┌─ RECORD SET
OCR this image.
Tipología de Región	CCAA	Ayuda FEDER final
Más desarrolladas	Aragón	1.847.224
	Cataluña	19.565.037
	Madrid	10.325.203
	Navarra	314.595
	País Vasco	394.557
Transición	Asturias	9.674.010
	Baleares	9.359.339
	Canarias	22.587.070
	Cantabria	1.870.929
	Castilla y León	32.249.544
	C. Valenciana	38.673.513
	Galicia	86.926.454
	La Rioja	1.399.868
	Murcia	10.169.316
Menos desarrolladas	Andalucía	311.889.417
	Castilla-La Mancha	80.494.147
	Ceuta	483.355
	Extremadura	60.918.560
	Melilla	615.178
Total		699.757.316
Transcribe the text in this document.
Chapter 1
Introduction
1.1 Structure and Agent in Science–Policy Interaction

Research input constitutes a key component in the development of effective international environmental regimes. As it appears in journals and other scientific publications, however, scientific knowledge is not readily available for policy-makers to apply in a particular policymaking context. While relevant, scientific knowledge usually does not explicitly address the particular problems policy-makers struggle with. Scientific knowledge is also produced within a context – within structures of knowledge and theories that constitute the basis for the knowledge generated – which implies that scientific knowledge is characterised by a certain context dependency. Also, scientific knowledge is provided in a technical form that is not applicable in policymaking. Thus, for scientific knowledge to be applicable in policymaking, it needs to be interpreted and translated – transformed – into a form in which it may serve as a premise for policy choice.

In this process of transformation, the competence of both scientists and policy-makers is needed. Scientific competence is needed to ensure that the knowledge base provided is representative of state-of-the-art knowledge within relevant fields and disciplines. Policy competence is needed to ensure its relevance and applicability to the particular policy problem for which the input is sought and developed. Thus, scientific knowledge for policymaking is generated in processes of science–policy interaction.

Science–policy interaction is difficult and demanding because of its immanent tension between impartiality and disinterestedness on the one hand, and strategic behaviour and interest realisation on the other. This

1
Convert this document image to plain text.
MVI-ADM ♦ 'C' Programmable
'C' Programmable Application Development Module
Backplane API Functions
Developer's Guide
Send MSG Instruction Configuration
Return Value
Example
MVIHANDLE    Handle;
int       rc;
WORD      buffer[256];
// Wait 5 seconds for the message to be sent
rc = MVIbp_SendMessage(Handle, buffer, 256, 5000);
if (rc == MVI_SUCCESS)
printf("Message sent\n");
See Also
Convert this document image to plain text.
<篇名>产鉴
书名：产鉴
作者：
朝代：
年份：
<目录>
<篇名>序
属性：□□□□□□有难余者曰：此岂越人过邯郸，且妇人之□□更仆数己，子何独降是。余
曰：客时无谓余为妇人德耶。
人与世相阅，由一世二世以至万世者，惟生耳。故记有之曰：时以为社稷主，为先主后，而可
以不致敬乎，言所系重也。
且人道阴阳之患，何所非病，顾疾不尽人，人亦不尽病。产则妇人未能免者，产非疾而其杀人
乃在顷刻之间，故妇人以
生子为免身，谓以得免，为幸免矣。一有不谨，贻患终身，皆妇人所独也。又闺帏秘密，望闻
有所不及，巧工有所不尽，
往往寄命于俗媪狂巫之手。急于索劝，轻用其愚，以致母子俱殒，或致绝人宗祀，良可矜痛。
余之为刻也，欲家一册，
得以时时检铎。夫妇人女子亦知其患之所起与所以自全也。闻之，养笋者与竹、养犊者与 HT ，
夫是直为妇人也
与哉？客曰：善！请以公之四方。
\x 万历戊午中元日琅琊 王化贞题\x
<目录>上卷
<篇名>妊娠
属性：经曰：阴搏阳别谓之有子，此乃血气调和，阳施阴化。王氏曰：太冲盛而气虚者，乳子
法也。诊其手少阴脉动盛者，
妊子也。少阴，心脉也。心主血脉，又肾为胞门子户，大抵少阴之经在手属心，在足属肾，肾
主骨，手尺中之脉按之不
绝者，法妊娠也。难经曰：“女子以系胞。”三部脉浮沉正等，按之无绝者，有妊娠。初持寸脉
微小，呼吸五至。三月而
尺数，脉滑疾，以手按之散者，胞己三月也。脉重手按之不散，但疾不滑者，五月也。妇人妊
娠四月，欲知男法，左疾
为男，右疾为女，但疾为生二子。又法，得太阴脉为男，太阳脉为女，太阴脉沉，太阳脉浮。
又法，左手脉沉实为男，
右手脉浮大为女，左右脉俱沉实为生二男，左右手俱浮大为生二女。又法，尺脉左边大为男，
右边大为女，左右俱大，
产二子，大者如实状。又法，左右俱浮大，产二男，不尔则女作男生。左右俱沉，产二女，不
└─
### TASK OBJECTIVE:
Repeat the data exactly. Leave nothing out.

### FINISHED ANSWER:
OCR this image.
Tipología de Región	CCAA	Ayuda FEDER final
Más desarrolladas	Aragón	1.847.224
	Cataluña	19.565.037
	Madrid	10.325.203
	Navarra	314.595
	País Vasco	394.557
Transición	Asturias	9.674.010
	Baleares	9.359.339
	Canarias	22.587.070
	Cantabria	1.870.929
	Castilla y León	32.249.544
	C. Valenciana	38.673.513
	Galicia	86.926.454
	La Rioja	1.399.868
	Murcia	10.169.316
Menos desarrolladas	Andalucía	311.889.417
	Castilla-La Mancha	80.494.147
	Ceuta	483.355
	Extremadura	60.918.560
	Melilla	615.178
Total		699.757.316
Transcribe the text in this document.
Chapter 1
Introduction
1.1 Structure and Agent in Science–Policy Interaction

Research input constitutes a key component in the development of effective international environmental regimes. As it appears in journals and other scientific publications, however, scientific knowledge is not readily available for policy-makers to apply in a particular policymaking context. While relevant, scientific knowledge usually does not explicitly address the particular problems policy-makers struggle with. Scientific knowledge is also produced within a context – within structures of knowledge and theories that constitute the basis for the knowledge generated – which implies that scientific knowledge is characterised by a certain context dependency. Also, scientific knowledge is provided in a technical form that is not applicable in policymaking. Thus, for scientific knowledge to be applicable in policymaking, it needs to be interpreted and translated – transformed – into a form in which it may serve as a premise for policy choice.

In this process of transformation, the competence of both scientists and policy-makers is needed. Scientific competence is needed to ensure that the knowledge base provided is representative of state-of-the-art knowledge within relevant fields and disciplines. Policy competence is needed to ensure its relevance and applicability to the particular policy problem for which the input is sought and developed. Thus, scientific knowledge for policymaking is generated in processes of science–policy interaction.

Science–policy interaction is difficult and demanding because of its immanent tension between impartiality and disinterestedness on the one hand, and strategic behaviour and interest realisation on the other. This

1
Convert this document image to plain text.
MVI-ADM ♦ 'C' Programmable
'C' Programmable Application Development Module
Backplane API Functions
Developer's Guide
Send MSG Instruction Configuration
Return Value
Example
MVIHANDLE    Handle;
int       rc;
WORD      buffer[256];
// Wait 5 seconds for the message to be sent
rc = MVIbp_SendMessage(Handle, buffer, 256, 5000);
if (rc == MVI_SUCCESS)
printf("Message sent\n");
See Also
Convert this document image to plain text.
<篇名>产鉴
书名：产鉴
作者：
朝代：
年份：
<目录>
<篇名>序
属性：□□□□□□有难余者曰：此岂越人过邯郸，且妇人之□□更仆数己，子何独降是。余
曰：客时无谓余为妇人德耶。
人与世相阅，由一世二世以至万世者，惟生耳。故记有之曰：时以为社稷主，为先主后，而可
以不致敬乎，言所系重也。
且人道阴阳之患，何所非病，顾疾不尽人，人亦不尽病。产则妇人未能免者，产非疾而其杀人
乃在顷刻之间，故妇人以
生子为免身，谓以得免，为幸免矣。一有不谨，贻患终身，皆妇人所独也。又闺帏秘密，望闻
有所不及，巧工有所不尽，
往往寄命于俗媪狂巫之手。急于索劝，轻用其愚，以致母子俱殒，或致绝人宗祀，良可矜痛。
余之为刻也，欲家一册，
得以时时检铎。夫妇人女子亦知其患之所起与所以自全也。闻之，养笋者与竹、养犊者与 HT ，
夫是直为妇人也
与哉？客曰：善！请以公之四方。
\x 万历戊午中元日琅琊 王化贞题\x
<目录>上卷
<篇名>妊娠
属性：经曰：阴搏阳别谓之有子，此乃血气调和，阳施阴化。王氏曰：太冲盛而气虚者，乳子
法也。诊其手少阴脉动盛者，
妊子也。少阴，心脉也。心主血脉，又肾为胞门子户，大抵少阴之经在手属心，在足属肾，肾
主骨，手尺中之脉按之不
绝者，法妊娠也。难经曰：“女子以系胞。”三部脉浮沉正等，按之无绝者，有妊娠。初持寸脉
微小，呼吸五至。三月而
尺数，脉滑疾，以手按之散者，胞己三月也。脉重手按之不散，但疾不滑者，五月也。妇人妊
娠四月，欲知男法，左疾
为男，右疾为女，但疾为生二子。又法，得太阴脉为男，太阳脉为女，太阴脉沉，太阳脉浮。
又法，左手脉沉实为男，
右手脉浮大为女，左右脉俱沉实为生二男，左右手俱浮大为生二女。又法，尺脉左边大为男，
右边大为女，左右俱大，
产二子，大者如实状。又法，左右俱浮大，产二男，不尔则女作男生。左右俱沉，产二女，不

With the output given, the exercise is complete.